▶ [Work instructions]:
From the entries below, gather each line containing the word "icon".

▶ [Data for processing]:
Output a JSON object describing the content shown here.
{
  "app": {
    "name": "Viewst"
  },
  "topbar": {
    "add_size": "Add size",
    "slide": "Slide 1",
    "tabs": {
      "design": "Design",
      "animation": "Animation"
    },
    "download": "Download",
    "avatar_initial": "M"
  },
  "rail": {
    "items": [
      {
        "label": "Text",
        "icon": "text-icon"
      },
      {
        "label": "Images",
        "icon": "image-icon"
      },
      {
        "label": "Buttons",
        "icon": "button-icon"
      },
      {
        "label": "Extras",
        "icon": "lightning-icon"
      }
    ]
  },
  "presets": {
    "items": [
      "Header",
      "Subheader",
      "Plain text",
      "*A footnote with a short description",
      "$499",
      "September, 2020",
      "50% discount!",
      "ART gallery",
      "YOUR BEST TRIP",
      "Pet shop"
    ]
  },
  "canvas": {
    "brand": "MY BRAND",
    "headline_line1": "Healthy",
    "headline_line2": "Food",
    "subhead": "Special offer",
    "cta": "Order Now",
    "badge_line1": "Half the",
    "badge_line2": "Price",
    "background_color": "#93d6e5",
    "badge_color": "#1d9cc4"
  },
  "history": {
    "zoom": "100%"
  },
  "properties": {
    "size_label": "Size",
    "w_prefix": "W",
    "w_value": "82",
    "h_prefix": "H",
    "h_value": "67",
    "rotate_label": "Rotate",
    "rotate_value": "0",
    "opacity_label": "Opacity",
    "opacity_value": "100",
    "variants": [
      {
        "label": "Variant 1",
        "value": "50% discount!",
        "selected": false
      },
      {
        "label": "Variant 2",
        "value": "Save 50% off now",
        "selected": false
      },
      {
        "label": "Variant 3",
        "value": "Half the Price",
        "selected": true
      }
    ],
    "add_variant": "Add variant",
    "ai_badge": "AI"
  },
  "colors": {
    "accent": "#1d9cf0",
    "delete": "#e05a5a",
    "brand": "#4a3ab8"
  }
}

▶ [The output]:
        "icon": "text-icon"
        "icon": "image-icon"
        "icon": "button-icon"
        "icon": "lightning-icon"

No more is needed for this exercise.